:: EXCERPTED DATA ::

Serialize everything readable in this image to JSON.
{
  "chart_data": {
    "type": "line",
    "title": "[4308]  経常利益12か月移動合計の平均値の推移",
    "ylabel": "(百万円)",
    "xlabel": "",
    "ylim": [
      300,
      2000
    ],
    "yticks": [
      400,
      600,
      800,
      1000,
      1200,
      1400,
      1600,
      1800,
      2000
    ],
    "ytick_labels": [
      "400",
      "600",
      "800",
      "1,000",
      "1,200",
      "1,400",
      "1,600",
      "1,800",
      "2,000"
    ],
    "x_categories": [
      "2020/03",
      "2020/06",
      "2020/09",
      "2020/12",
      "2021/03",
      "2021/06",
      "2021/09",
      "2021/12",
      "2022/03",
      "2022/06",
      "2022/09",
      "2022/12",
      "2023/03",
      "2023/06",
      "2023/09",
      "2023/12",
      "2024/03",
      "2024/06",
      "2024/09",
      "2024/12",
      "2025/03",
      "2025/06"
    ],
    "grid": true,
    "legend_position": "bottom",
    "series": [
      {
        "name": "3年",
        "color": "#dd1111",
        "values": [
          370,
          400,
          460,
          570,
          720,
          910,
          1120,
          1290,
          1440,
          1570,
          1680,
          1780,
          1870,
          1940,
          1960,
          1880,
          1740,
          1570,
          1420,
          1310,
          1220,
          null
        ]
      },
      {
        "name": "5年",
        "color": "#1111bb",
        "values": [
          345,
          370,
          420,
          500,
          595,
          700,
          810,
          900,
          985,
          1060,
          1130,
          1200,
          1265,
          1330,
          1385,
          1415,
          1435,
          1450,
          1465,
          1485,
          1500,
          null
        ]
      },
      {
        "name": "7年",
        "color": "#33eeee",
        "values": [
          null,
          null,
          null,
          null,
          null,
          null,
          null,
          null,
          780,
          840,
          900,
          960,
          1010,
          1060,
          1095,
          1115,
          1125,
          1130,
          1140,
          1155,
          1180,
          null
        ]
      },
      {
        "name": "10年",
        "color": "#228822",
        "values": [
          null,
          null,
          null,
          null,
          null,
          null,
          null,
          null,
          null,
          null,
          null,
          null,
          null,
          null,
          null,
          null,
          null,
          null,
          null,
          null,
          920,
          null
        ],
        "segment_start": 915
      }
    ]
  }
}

:::

Reproduce each record exactly, leaving nothing out.

RESPONSE FOR THIS EXERCISE
Serialize everything readable in this image to JSON.
{
  "chart_data": {
    "type": "line",
    "title": "[4308]  経常利益12か月移動合計の平均値の推移",
    "ylabel": "(百万円)",
    "xlabel": "",
    "ylim": [
      300,
      2000
    ],
    "yticks": [
      400,
      600,
      800,
      1000,
      1200,
      1400,
      1600,
      1800,
      2000
    ],
    "ytick_labels": [
      "400",
      "600",
      "800",
      "1,000",
      "1,200",
      "1,400",
      "1,600",
      "1,800",
      "2,000"
    ],
    "x_categories": [
      "2020/03",
      "2020/06",
      "2020/09",
      "2020/12",
      "2021/03",
      "2021/06",
      "2021/09",
      "2021/12",
      "2022/03",
      "2022/06",
      "2022/09",
      "2022/12",
      "2023/03",
      "2023/06",
      "2023/09",
      "2023/12",
      "2024/03",
      "2024/06",
      "2024/09",
      "2024/12",
      "2025/03",
      "2025/06"
    ],
    "grid": true,
    "legend_position": "bottom",
    "series": [
      {
        "name": "3年",
        "color": "#dd1111",
        "values": [
          370,
          400,
          460,
          570,
          720,
          910,
          1120,
          1290,
          1440,
          1570,
          1680,
          1780,
          1870,
          1940,
          1960,
          1880,
          1740,
          1570,
          1420,
          1310,
          1220,
          null
        ]
      },
      {
        "name": "5年",
        "color": "#1111bb",
        "values": [
          345,
          370,
          420,
          500,
          595,
          700,
          810,
          900,
          985,
          1060,
          1130,
          1200,
          1265,
          1330,
          1385,
          1415,
          1435,
          1450,
          1465,
          1485,
          1500,
          null
        ]
      },
      {
        "name": "7年",
        "color": "#33eeee",
        "values": [
          null,
          null,
          null,
          null,
          null,
          null,
          null,
          null,
          780,
          840,
          900,
          960,
          1010,
          1060,
          1095,
          1115,
          1125,
          1130,
          1140,
          1155,
          1180,
          null
        ]
      },
      {
        "name": "10年",
        "color": "#228822",
        "values": [
          null,
          null,
          null,
          null,
          null,
          null,
          null,
          null,
          null,
          null,
          null,
          null,
          null,
          null,
          null,
          null,
          null,
          null,
          null,
          null,
          920,
          null
        ],
        "segment_start": 915
      }
    ]
  }
}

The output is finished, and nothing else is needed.